GIVEN PROBLEM:
Search the data below for the string "CIVIL". Extract every line that contains it.

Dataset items
start

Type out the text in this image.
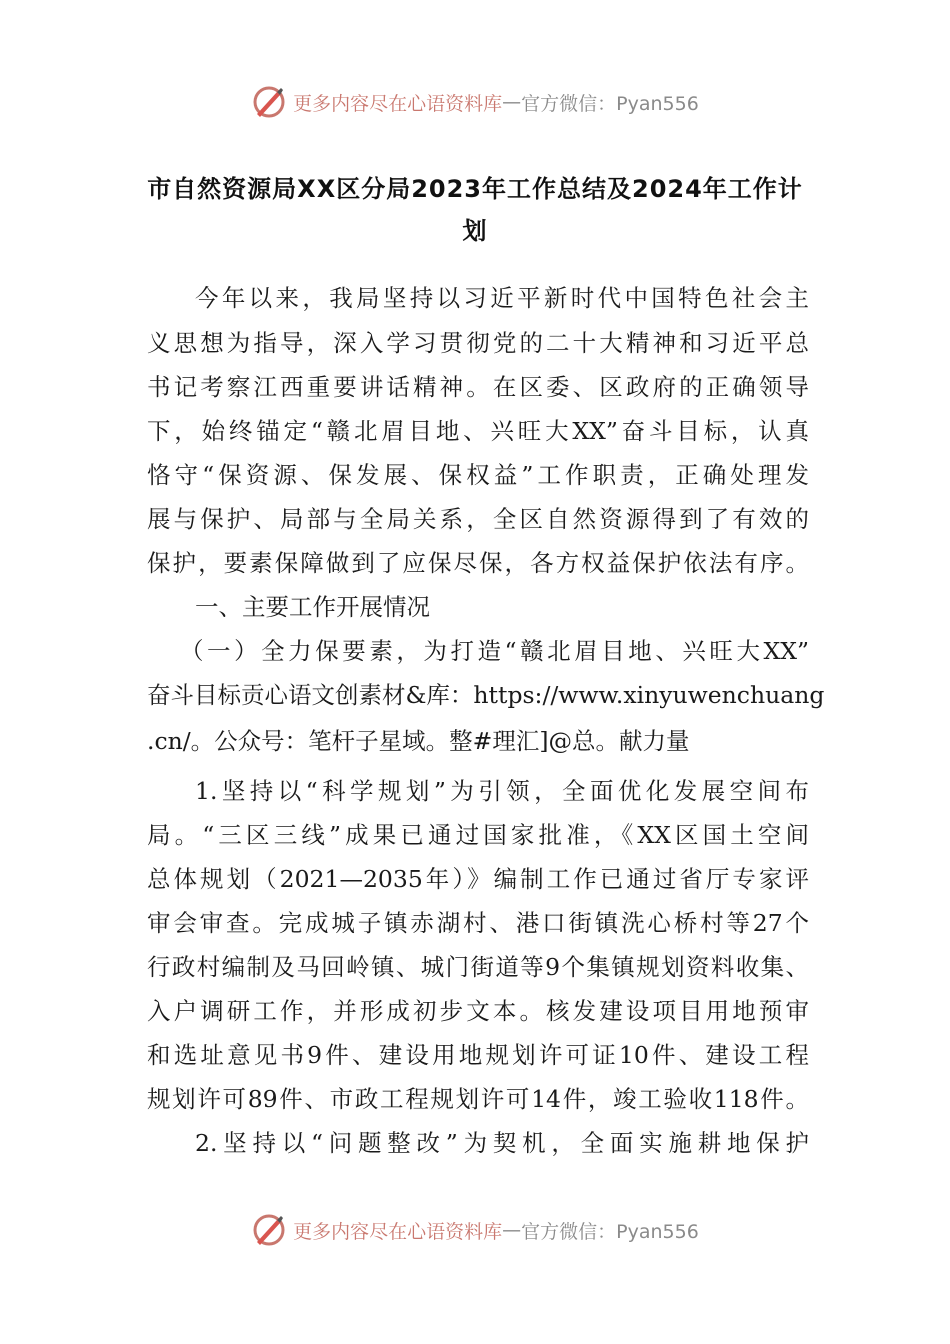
更多内容尽在心语资料库 — 官方微信：Pyan556
市自然资源局XX区分局2023年工作总结及2024年工作计
划
今年以来，我局坚持以习近平新时代中国特色社会主
义思想为指导，深入学习贯彻党的二十大精神和习近平总
书记考察江西重要讲话精神。在区委、区政府的正确领导
下，始终锚定“赣北眉目地、兴旺大XX”奋斗目标，认真
恪守“保资源、保发展、保权益”工作职责，正确处理发
展与保护、局部与全局关系，全区自然资源得到了有效的
保护，要素保障做到了应保尽保，各方权益保护依法有序。
一、主要工作开展情况
（一）全力保要素，为打造“赣北眉目地、兴旺大XX”
奋斗目标贡心语文创素材&库：https://www.xinyuwenchuang
.cn/。公众号：笔杆子星域。整#理汇]@总。献力量
1.坚持以“科学规划”为引领，全面优化发展空间布
局。“三区三线”成果已通过国家批准，《XX区国土空间
总体规划（2021—2035年）》编制工作已通过省厅专家评
审会审查。完成城子镇赤湖村、港口街镇洗心桥村等27个
行政村编制及马回岭镇、城门街道等9个集镇规划资料收集、
入户调研工作，并形成初步文本。核发建设项目用地预审
和选址意见书9件、建设用地规划许可证10件、建设工程
规划许可89件、市政工程规划许可14件，竣工验收118件。
2.坚持以“问题整改”为契机，全面实施耕地保护
更多内容尽在心语资料库 — 官方微信：Pyan556
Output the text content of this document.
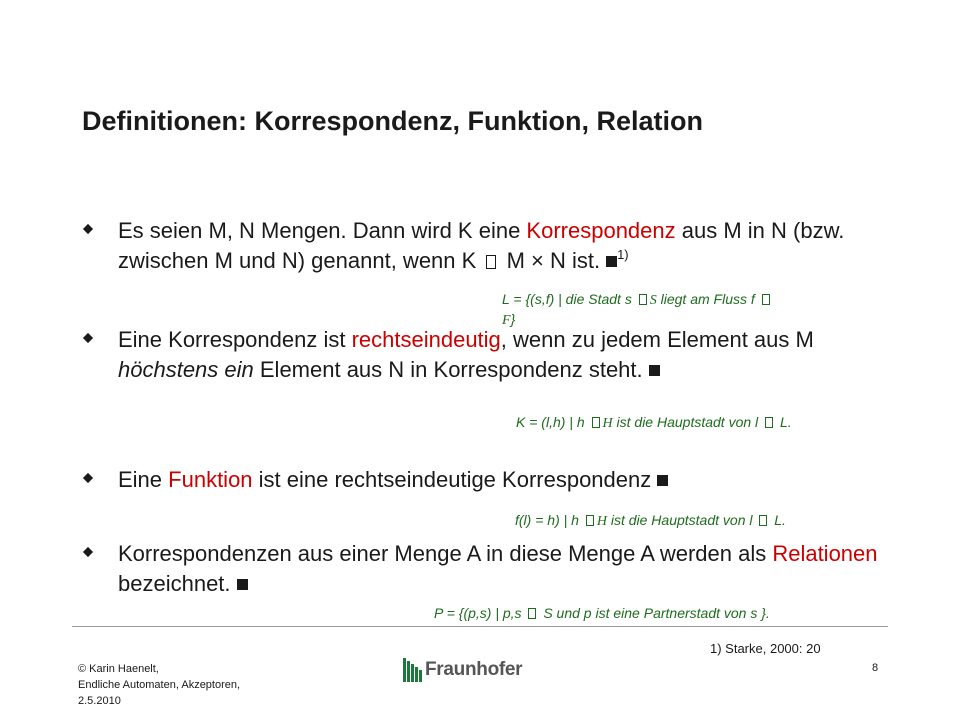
Definitionen: Korrespondenz, Funktion, Relation
Es seien M, N Mengen. Dann wird K eine Korrespondenz aus M in N (bzw. zwischen M und N) genannt, wenn K M × N ist. $^{1)}$
L = {(s,f) | die Stadt s S liegt am Fluss f
F}
Eine Korrespondenz ist rechtseindeutig, wenn zu jedem Element aus M höchstens ein Element aus N in Korrespondenz steht.
K = (l,h) | h H ist die Hauptstadt von l L.
Eine Funktion ist eine rechtseindeutige Korrespondenz
f(l) = h) | h H ist die Hauptstadt von l L.
Korrespondenzen aus einer Menge A in diese Menge A werden als Relationen bezeichnet.
P = {(p,s) | p,s S und p ist eine Partnerstadt von s }.
1) Starke, 2000: 20
8
© Karin Haenelt,
Endliche Automaten, Akzeptoren,
2.5.2010
Fraunhofer
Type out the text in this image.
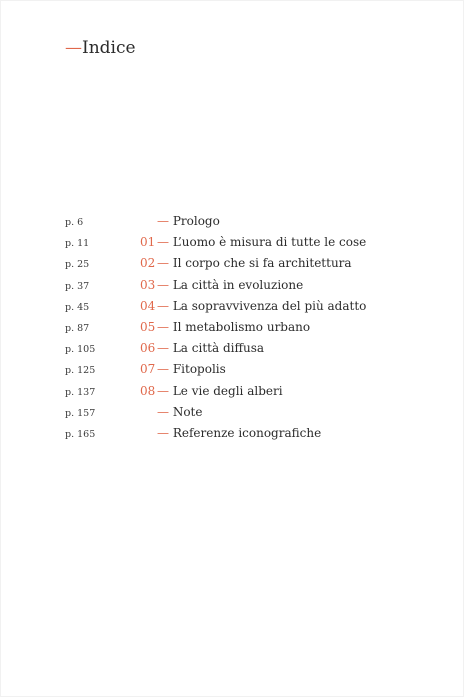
—Indice
p. 6	— Prologo
p. 11	01 — L’uomo è misura di tutte le cose
p. 25	02 — Il corpo che si fa architettura
p. 37	03 — La città in evoluzione
p. 45	04 — La sopravvivenza del più adatto
p. 87	05 — Il metabolismo urbano
p. 105	06 — La città diffusa
p. 125	07 — Fitopolis
p. 137	08 — Le vie degli alberi
p. 157	— Note
p. 165	— Referenze iconografiche
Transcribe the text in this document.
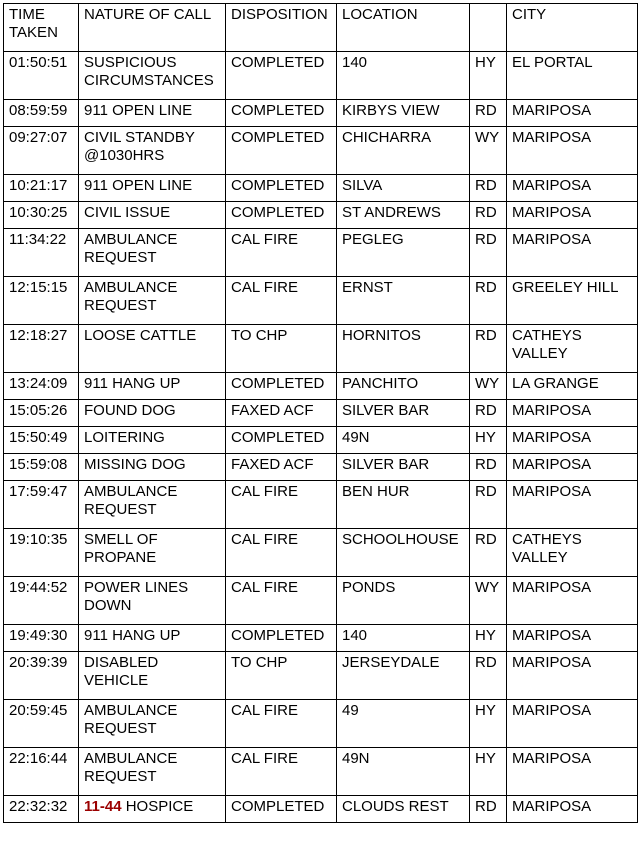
TIME TAKEN	NATURE OF CALL	DISPOSITION	LOCATION		CITY
01:50:51	SUSPICIOUS CIRCUMSTANCES	COMPLETED	140	HY	EL PORTAL
08:59:59	911 OPEN LINE	COMPLETED	KIRBYS VIEW	RD	MARIPOSA
09:27:07	CIVIL STANDBY @1030HRS	COMPLETED	CHICHARRA	WY	MARIPOSA
10:21:17	911 OPEN LINE	COMPLETED	SILVA	RD	MARIPOSA
10:30:25	CIVIL ISSUE	COMPLETED	ST ANDREWS	RD	MARIPOSA
11:34:22	AMBULANCE REQUEST	CAL FIRE	PEGLEG	RD	MARIPOSA
12:15:15	AMBULANCE REQUEST	CAL FIRE	ERNST	RD	GREELEY HILL
12:18:27	LOOSE CATTLE	TO CHP	HORNITOS	RD	CATHEYS VALLEY
13:24:09	911 HANG UP	COMPLETED	PANCHITO	WY	LA GRANGE
15:05:26	FOUND DOG	FAXED ACF	SILVER BAR	RD	MARIPOSA
15:50:49	LOITERING	COMPLETED	49N	HY	MARIPOSA
15:59:08	MISSING DOG	FAXED ACF	SILVER BAR	RD	MARIPOSA
17:59:47	AMBULANCE REQUEST	CAL FIRE	BEN HUR	RD	MARIPOSA
19:10:35	SMELL OF PROPANE	CAL FIRE	SCHOOLHOUSE	RD	CATHEYS VALLEY
19:44:52	POWER LINES DOWN	CAL FIRE	PONDS	WY	MARIPOSA
19:49:30	911 HANG UP	COMPLETED	140	HY	MARIPOSA
20:39:39	DISABLED VEHICLE	TO CHP	JERSEYDALE	RD	MARIPOSA
20:59:45	AMBULANCE REQUEST	CAL FIRE	49	HY	MARIPOSA
22:16:44	AMBULANCE REQUEST	CAL FIRE	49N	HY	MARIPOSA
22:32:32	11-44 HOSPICE	COMPLETED	CLOUDS REST	RD	MARIPOSA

end

FULL SOLUTION:
09:27:07	CIVIL STANDBY @1030HRS	COMPLETED	CHICHARRA	WY	MARIPOSA
10:30:25	CIVIL ISSUE	COMPLETED	ST ANDREWS	RD	MARIPOSA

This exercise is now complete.